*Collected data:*
•••

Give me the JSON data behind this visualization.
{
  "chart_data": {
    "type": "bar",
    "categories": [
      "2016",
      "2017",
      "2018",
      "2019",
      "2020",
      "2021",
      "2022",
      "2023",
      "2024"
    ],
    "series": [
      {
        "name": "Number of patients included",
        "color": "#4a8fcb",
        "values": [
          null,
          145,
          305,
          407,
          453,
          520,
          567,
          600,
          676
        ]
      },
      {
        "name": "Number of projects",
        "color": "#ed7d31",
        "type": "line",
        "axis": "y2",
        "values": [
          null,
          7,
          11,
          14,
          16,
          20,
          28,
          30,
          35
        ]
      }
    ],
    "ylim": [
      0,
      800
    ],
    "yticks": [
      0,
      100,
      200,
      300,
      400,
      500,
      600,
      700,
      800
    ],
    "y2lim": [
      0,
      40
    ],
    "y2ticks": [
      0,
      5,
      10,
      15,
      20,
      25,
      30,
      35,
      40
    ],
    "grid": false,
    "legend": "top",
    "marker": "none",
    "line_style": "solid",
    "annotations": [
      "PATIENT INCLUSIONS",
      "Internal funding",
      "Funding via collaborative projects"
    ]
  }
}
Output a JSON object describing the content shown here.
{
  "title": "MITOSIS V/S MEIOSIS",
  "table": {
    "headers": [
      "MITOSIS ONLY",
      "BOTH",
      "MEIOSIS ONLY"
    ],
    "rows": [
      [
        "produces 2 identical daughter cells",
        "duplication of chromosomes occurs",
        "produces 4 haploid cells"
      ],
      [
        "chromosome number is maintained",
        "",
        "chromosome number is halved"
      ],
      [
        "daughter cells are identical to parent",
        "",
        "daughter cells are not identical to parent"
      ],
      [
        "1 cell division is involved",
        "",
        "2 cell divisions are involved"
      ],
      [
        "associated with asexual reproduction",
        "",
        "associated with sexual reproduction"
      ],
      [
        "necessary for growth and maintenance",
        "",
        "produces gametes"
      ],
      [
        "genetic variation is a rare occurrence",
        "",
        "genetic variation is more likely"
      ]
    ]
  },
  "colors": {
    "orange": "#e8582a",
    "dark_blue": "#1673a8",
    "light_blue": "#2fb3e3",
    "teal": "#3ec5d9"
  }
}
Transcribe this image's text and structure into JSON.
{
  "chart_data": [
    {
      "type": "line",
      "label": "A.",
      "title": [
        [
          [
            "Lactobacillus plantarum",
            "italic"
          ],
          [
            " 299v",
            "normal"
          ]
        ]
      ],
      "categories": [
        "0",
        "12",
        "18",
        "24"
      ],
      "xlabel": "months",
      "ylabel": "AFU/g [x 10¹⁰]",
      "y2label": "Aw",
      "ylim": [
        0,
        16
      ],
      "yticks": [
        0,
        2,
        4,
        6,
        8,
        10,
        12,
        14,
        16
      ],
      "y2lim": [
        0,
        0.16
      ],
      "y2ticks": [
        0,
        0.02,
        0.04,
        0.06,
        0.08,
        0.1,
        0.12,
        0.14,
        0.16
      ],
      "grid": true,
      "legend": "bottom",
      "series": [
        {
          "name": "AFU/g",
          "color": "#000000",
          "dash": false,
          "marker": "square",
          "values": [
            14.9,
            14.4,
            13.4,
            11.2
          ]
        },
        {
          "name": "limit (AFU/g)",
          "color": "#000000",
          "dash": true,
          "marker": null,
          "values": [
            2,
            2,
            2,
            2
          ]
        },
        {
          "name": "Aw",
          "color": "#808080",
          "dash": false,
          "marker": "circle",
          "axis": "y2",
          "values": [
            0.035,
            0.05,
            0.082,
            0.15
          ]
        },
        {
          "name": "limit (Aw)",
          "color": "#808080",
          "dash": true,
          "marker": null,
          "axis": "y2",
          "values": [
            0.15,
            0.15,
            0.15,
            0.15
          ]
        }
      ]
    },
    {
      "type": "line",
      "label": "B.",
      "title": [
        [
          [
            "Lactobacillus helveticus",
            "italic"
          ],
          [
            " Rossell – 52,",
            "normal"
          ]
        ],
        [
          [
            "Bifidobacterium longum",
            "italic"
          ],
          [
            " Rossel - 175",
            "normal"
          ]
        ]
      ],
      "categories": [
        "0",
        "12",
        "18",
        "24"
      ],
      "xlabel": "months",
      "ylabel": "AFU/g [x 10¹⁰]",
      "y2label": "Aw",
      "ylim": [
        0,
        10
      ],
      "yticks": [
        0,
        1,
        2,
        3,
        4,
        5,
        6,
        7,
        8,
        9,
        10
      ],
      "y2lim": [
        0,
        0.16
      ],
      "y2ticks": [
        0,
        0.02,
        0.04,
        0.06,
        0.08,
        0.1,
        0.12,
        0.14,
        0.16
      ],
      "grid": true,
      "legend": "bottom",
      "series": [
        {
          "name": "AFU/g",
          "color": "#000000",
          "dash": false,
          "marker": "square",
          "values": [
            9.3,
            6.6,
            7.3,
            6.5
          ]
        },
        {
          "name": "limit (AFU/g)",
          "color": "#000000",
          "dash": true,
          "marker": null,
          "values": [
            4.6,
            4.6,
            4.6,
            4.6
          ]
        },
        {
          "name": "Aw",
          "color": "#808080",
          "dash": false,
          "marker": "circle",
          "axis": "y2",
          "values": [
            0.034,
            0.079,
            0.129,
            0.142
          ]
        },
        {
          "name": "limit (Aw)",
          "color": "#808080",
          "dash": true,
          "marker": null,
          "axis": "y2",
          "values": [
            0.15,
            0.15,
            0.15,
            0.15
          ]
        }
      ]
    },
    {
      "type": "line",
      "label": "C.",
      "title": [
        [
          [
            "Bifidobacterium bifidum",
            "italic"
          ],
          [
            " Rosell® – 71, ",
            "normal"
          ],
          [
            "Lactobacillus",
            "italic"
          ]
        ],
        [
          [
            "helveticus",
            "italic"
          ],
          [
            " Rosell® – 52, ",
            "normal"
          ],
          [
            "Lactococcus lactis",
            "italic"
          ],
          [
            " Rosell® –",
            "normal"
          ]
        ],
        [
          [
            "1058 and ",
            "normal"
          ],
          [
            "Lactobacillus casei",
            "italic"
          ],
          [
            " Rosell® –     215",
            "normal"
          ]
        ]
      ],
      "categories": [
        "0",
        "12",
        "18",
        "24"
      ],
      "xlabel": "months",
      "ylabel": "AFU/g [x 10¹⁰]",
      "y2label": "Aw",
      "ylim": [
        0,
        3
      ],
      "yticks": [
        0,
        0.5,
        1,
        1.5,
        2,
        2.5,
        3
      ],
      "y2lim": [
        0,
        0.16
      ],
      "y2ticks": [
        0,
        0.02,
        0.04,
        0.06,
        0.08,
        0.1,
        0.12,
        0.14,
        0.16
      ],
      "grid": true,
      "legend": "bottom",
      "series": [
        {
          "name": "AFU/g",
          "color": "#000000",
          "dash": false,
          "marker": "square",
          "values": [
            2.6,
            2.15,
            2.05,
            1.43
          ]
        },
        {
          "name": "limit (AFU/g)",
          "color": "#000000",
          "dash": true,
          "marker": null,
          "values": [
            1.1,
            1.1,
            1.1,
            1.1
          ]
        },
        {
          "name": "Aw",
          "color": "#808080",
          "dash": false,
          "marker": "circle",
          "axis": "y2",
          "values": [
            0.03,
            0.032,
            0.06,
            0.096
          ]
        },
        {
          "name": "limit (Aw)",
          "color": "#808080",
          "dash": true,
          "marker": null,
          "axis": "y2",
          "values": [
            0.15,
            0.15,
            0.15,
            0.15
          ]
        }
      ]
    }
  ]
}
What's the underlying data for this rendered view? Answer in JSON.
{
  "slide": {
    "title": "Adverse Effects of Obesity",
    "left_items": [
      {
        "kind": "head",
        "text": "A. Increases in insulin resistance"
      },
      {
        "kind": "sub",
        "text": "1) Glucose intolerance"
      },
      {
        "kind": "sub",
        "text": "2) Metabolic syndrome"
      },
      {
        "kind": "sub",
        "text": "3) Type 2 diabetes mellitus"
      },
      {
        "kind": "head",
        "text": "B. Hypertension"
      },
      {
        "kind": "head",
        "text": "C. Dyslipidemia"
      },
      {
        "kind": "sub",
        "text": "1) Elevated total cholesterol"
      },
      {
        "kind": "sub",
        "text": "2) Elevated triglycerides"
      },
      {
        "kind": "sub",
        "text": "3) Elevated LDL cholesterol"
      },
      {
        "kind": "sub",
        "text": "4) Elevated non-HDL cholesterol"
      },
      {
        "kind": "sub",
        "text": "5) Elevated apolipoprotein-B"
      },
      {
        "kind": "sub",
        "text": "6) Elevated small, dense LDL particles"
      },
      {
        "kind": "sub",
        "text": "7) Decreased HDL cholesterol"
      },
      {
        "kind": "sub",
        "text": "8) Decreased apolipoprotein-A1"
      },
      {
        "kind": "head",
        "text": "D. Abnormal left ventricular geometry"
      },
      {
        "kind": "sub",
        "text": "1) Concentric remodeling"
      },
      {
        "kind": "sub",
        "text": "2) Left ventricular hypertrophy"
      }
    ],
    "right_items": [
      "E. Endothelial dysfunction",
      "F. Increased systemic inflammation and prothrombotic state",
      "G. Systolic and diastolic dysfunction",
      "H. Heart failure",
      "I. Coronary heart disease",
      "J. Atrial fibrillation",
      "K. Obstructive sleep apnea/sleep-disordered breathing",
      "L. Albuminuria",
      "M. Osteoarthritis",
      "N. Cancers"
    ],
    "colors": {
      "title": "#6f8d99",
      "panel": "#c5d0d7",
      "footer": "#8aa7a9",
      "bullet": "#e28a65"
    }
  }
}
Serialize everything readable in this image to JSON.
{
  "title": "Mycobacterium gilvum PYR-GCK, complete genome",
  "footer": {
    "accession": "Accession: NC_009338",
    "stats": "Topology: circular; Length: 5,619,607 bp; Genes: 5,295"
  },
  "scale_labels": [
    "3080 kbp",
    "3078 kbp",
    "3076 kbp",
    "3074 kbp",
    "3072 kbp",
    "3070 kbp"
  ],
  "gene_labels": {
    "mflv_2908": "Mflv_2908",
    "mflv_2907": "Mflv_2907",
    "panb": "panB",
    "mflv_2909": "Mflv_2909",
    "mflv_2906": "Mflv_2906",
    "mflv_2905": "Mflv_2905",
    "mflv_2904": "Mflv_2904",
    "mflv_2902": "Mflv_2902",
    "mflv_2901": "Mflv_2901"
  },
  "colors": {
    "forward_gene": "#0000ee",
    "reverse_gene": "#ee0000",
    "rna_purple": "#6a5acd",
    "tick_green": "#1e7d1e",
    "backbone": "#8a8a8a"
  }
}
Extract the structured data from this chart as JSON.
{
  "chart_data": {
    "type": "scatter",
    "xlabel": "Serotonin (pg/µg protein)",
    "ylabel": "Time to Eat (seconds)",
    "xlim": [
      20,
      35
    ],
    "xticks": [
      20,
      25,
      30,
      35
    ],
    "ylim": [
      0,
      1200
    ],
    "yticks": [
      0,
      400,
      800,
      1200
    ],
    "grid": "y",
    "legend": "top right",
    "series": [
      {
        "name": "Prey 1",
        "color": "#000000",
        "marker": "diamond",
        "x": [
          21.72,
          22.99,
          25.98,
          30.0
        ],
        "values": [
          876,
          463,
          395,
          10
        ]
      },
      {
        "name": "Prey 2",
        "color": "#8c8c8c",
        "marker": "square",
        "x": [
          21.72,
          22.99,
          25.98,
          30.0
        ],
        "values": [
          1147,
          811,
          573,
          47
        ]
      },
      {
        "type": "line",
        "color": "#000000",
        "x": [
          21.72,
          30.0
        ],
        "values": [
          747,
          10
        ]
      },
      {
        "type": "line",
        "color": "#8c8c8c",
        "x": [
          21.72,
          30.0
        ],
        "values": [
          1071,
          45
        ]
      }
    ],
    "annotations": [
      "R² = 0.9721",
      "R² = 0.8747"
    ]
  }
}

•••

*Task directions:*
Copy out all the lines of the records that include "helveticus".

*Solution to the problem:*
            "Lactobacillus helveticus",
            "helveticus",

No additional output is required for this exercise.